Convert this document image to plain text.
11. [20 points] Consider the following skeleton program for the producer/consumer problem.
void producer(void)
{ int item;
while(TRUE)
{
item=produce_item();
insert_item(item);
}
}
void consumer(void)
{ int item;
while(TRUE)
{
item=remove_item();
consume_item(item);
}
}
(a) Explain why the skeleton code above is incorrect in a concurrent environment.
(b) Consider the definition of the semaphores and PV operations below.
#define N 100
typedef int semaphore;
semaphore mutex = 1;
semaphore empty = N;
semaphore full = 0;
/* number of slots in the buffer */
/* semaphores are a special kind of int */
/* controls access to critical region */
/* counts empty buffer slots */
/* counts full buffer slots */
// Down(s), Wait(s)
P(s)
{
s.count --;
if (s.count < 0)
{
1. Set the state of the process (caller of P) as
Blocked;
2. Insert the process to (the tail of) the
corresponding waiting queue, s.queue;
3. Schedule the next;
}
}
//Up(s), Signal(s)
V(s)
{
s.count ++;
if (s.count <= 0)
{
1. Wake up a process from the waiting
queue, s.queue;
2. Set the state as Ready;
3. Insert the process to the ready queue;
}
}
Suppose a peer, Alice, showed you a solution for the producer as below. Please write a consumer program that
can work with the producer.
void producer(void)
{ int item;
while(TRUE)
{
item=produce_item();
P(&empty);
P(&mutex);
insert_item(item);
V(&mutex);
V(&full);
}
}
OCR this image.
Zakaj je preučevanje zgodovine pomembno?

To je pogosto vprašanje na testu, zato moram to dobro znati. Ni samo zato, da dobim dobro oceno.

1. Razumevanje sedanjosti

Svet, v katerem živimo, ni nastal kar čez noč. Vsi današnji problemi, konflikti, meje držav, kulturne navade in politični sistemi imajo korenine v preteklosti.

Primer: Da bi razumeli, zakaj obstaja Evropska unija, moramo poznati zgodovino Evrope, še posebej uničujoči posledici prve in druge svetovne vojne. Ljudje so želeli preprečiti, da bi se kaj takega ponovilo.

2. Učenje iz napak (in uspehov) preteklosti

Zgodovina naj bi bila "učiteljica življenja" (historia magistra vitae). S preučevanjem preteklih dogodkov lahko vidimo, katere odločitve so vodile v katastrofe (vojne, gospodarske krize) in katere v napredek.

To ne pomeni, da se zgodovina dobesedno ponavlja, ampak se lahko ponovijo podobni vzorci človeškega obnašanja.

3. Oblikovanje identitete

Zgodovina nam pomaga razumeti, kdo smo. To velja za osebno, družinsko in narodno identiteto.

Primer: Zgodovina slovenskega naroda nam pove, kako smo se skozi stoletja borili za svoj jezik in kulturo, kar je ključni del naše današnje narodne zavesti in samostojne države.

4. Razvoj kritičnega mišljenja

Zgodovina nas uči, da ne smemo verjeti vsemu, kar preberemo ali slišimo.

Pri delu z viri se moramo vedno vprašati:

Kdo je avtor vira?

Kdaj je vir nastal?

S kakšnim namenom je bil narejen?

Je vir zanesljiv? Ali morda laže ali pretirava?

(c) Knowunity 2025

_ _ _

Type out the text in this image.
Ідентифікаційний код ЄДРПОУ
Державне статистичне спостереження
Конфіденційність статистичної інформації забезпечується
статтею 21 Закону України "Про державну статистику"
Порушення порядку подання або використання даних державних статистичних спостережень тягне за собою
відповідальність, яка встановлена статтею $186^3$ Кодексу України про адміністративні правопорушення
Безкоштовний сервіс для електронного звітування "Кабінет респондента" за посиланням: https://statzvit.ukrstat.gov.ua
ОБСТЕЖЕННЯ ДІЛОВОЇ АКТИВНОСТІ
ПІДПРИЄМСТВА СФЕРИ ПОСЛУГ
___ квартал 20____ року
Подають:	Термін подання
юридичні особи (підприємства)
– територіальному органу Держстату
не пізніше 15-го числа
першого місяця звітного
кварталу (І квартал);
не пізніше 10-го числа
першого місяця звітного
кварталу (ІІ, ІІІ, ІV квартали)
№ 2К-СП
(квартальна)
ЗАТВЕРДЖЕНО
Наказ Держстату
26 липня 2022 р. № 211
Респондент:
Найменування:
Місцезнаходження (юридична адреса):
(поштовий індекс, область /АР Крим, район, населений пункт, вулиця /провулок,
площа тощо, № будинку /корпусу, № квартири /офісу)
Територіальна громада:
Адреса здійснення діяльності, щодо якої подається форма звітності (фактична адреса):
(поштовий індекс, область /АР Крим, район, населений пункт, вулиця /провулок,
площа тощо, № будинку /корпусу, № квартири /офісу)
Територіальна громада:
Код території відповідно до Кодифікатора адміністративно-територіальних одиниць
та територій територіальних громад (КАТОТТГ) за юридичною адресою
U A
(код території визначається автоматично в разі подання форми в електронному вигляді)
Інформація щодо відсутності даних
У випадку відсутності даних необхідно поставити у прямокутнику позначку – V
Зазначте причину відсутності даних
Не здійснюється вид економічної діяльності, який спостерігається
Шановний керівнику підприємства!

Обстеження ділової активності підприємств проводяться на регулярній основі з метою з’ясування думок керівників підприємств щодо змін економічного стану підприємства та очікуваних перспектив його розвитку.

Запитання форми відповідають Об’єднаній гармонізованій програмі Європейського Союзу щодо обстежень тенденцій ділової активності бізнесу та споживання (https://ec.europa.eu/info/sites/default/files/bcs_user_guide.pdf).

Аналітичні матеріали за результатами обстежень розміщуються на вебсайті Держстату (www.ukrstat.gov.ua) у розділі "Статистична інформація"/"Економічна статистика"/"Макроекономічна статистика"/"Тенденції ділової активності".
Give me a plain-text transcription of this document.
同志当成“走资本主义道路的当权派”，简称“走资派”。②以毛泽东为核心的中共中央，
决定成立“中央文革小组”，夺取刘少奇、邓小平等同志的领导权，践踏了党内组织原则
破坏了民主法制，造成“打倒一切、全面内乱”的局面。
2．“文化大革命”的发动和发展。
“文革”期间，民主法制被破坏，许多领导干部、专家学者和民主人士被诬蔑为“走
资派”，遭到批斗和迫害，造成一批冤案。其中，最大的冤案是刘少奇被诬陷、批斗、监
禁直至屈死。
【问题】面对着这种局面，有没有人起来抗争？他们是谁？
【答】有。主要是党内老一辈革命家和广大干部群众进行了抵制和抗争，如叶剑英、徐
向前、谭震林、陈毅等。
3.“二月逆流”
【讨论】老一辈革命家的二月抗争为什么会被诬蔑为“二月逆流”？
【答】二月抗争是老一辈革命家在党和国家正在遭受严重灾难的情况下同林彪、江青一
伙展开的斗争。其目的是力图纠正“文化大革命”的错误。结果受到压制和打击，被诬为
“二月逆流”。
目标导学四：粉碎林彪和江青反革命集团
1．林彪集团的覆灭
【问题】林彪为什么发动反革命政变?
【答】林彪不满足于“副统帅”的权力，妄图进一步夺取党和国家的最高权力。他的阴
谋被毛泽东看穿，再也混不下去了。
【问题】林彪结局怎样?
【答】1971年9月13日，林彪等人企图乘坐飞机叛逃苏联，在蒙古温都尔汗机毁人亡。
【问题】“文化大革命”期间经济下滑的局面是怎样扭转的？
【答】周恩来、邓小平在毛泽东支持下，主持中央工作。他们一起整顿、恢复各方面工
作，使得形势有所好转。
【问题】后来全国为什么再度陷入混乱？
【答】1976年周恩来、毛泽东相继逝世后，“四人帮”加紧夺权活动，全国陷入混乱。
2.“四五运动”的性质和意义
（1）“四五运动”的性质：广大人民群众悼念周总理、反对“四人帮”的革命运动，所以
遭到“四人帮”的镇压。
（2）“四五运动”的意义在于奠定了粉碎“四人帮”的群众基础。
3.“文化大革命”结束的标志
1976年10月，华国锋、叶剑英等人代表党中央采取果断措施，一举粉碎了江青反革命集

_ _ _

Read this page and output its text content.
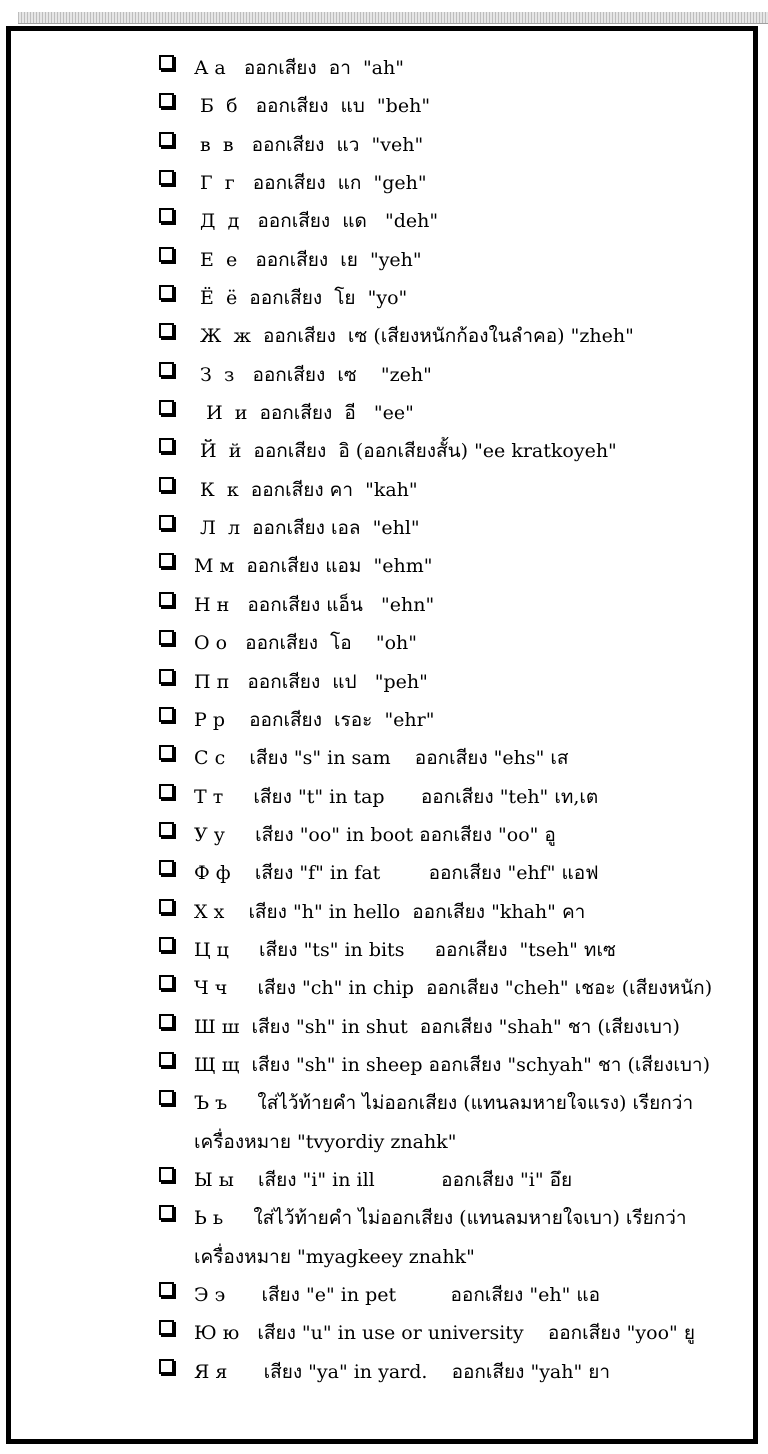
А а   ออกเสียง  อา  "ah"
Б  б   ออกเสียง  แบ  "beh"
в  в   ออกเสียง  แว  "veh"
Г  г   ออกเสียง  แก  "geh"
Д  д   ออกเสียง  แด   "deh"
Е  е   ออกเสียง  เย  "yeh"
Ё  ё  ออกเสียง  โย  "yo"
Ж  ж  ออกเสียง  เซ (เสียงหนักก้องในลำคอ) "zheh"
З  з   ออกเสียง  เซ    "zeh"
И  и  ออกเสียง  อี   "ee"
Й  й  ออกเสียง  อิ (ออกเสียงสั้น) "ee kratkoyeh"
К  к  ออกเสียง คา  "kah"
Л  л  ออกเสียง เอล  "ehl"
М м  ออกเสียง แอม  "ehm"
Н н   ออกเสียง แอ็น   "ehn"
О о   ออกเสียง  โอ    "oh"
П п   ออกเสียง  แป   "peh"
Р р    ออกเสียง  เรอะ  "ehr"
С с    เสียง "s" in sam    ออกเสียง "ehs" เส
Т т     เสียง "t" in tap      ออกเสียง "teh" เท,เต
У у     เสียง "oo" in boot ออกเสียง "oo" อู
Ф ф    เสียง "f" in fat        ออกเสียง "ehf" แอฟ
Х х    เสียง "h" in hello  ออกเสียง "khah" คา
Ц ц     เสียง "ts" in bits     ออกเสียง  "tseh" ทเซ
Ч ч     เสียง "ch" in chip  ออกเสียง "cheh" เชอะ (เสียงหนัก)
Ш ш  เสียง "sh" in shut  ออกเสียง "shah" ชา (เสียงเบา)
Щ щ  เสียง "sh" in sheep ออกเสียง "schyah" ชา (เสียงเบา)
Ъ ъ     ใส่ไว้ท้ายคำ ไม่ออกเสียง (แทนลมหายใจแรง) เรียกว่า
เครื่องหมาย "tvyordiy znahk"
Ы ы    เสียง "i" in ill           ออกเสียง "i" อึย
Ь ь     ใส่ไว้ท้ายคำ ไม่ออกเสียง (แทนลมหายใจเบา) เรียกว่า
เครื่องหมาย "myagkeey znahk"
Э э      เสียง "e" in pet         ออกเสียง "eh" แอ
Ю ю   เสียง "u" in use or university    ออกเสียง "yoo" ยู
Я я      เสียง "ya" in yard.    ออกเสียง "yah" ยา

_ _ _

Copy and report every line where the word "moramo" is present.

Primer: Da bi razumeli, zakaj obstaja Evropska unija, moramo poznati zgodovino Evrope, še posebej uničujoči posledici prve in druge svetovne vojne. Ljudje so želeli preprečiti, da bi se kaj takega ponovilo.
Pri delu z viri se moramo vedno vprašati:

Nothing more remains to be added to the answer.